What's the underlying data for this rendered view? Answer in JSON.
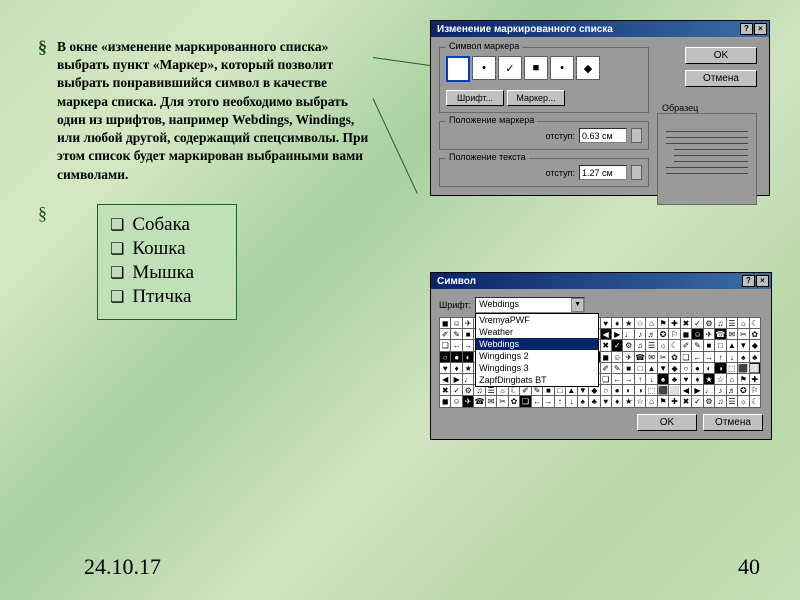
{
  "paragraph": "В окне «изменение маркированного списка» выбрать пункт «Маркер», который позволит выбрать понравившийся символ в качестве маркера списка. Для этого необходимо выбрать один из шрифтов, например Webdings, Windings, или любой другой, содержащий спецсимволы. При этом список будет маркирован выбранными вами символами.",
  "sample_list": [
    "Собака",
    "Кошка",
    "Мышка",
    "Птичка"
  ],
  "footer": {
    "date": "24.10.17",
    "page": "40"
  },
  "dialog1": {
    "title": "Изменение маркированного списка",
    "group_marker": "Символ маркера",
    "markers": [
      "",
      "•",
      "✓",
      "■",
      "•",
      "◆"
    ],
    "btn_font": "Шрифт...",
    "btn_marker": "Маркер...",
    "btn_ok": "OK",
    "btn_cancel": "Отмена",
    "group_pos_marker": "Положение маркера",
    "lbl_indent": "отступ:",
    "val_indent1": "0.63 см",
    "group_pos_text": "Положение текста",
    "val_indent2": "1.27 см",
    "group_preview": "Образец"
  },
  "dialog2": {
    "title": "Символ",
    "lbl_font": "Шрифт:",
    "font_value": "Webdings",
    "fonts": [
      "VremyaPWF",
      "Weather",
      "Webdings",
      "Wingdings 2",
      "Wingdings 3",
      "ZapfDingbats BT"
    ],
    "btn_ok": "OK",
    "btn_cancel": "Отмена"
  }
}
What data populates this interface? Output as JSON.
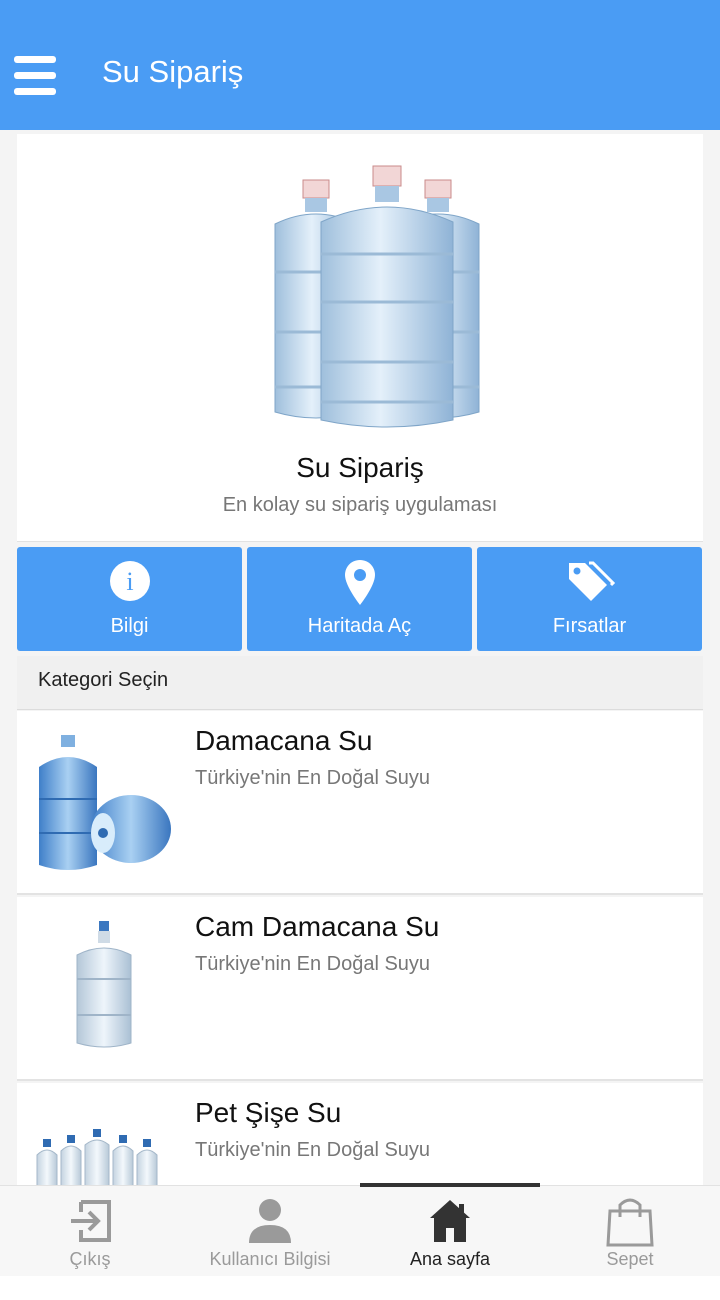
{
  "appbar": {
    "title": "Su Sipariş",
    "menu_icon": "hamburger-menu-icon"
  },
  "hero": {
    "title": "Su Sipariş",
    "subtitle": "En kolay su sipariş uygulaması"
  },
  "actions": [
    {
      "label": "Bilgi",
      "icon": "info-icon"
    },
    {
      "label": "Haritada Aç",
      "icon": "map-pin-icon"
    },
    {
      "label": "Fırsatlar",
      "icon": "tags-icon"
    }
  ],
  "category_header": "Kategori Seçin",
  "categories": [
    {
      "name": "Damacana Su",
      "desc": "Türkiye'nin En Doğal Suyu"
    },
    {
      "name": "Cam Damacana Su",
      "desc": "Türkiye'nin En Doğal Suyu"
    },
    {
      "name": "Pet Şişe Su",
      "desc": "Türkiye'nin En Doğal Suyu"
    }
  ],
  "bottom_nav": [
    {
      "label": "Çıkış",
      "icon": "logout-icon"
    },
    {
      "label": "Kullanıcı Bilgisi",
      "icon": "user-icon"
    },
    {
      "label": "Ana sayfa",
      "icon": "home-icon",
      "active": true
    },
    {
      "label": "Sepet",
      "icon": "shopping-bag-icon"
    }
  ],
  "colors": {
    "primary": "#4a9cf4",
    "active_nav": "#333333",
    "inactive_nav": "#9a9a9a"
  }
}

> _What to produce_: Copy out the listing exactly as it stands, but not the pictures.

> _Finished task_:
What's the underlying data for this rendered view? Answer in JSON.
{
  "paragraph": "В окне «изменение маркированного списка» выбрать пункт «Маркер», который позволит выбрать понравившийся символ в качестве маркера списка. Для этого необходимо выбрать один из шрифтов, например Webdings, Windings, или любой другой, содержащий спецсимволы. При этом список будет маркирован выбранными вами символами.",
  "sample_list": [
    "Собака",
    "Кошка",
    "Мышка",
    "Птичка"
  ],
  "footer": {
    "date": "24.10.17",
    "page": "40"
  },
  "dialog1": {
    "title": "Изменение маркированного списка",
    "group_marker": "Символ маркера",
    "markers": [
      "",
      "•",
      "✓",
      "■",
      "•",
      "◆"
    ],
    "btn_font": "Шрифт...",
    "btn_marker": "Маркер...",
    "btn_ok": "OK",
    "btn_cancel": "Отмена",
    "group_pos_marker": "Положение маркера",
    "lbl_indent": "отступ:",
    "val_indent1": "0.63 см",
    "group_pos_text": "Положение текста",
    "val_indent2": "1.27 см",
    "group_preview": "Образец"
  },
  "dialog2": {
    "title": "Символ",
    "lbl_font": "Шрифт:",
    "font_value": "Webdings",
    "fonts": [
      "VremyaPWF",
      "Weather",
      "Webdings",
      "Wingdings 2",
      "Wingdings 3",
      "ZapfDingbats BT"
    ],
    "btn_ok": "OK",
    "btn_cancel": "Отмена"
  }
}
What data populates this interface? Output as JSON.
{
  "appbar": {
    "title": "Su Sipariş",
    "menu_icon": "hamburger-menu-icon"
  },
  "hero": {
    "title": "Su Sipariş",
    "subtitle": "En kolay su sipariş uygulaması"
  },
  "actions": [
    {
      "label": "Bilgi",
      "icon": "info-icon"
    },
    {
      "label": "Haritada Aç",
      "icon": "map-pin-icon"
    },
    {
      "label": "Fırsatlar",
      "icon": "tags-icon"
    }
  ],
  "category_header": "Kategori Seçin",
  "categories": [
    {
      "name": "Damacana Su",
      "desc": "Türkiye'nin En Doğal Suyu"
    },
    {
      "name": "Cam Damacana Su",
      "desc": "Türkiye'nin En Doğal Suyu"
    },
    {
      "name": "Pet Şişe Su",
      "desc": "Türkiye'nin En Doğal Suyu"
    }
  ],
  "bottom_nav": [
    {
      "label": "Çıkış",
      "icon": "logout-icon"
    },
    {
      "label": "Kullanıcı Bilgisi",
      "icon": "user-icon"
    },
    {
      "label": "Ana sayfa",
      "icon": "home-icon",
      "active": true
    },
    {
      "label": "Sepet",
      "icon": "shopping-bag-icon"
    }
  ],
  "colors": {
    "primary": "#4a9cf4",
    "active_nav": "#333333",
    "inactive_nav": "#9a9a9a"
  }
}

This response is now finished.